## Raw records

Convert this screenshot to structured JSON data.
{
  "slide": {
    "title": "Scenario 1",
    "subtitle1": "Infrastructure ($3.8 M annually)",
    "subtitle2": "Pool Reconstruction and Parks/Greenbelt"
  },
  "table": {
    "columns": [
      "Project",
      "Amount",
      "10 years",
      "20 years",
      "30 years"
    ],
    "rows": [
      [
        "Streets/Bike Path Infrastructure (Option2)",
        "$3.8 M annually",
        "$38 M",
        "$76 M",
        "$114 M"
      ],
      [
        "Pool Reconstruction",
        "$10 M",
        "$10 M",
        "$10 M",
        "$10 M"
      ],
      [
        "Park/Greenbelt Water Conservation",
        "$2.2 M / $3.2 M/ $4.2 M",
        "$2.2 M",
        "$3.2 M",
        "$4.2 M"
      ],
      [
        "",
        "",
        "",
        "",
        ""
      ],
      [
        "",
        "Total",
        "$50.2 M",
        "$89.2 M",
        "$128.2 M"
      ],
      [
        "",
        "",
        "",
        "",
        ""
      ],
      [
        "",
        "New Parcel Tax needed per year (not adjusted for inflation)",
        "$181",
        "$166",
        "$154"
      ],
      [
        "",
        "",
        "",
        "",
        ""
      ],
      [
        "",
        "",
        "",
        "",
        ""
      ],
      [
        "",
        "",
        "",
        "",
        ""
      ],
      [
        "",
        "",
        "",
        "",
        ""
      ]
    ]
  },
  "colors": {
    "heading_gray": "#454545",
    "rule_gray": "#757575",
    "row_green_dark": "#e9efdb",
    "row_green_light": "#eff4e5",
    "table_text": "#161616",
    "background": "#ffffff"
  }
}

## Exercise requirements
Your task is to repeat each line of the material exactly.

## Solution
Convert this screenshot to structured JSON data.
{
  "slide": {
    "title": "Scenario 1",
    "subtitle1": "Infrastructure ($3.8 M annually)",
    "subtitle2": "Pool Reconstruction and Parks/Greenbelt"
  },
  "table": {
    "columns": [
      "Project",
      "Amount",
      "10 years",
      "20 years",
      "30 years"
    ],
    "rows": [
      [
        "Streets/Bike Path Infrastructure (Option2)",
        "$3.8 M annually",
        "$38 M",
        "$76 M",
        "$114 M"
      ],
      [
        "Pool Reconstruction",
        "$10 M",
        "$10 M",
        "$10 M",
        "$10 M"
      ],
      [
        "Park/Greenbelt Water Conservation",
        "$2.2 M / $3.2 M/ $4.2 M",
        "$2.2 M",
        "$3.2 M",
        "$4.2 M"
      ],
      [
        "",
        "",
        "",
        "",
        ""
      ],
      [
        "",
        "Total",
        "$50.2 M",
        "$89.2 M",
        "$128.2 M"
      ],
      [
        "",
        "",
        "",
        "",
        ""
      ],
      [
        "",
        "New Parcel Tax needed per year (not adjusted for inflation)",
        "$181",
        "$166",
        "$154"
      ],
      [
        "",
        "",
        "",
        "",
        ""
      ],
      [
        "",
        "",
        "",
        "",
        ""
      ],
      [
        "",
        "",
        "",
        "",
        ""
      ],
      [
        "",
        "",
        "",
        "",
        ""
      ]
    ]
  },
  "colors": {
    "heading_gray": "#454545",
    "rule_gray": "#757575",
    "row_green_dark": "#e9efdb",
    "row_green_light": "#eff4e5",
    "table_text": "#161616",
    "background": "#ffffff"
  }
}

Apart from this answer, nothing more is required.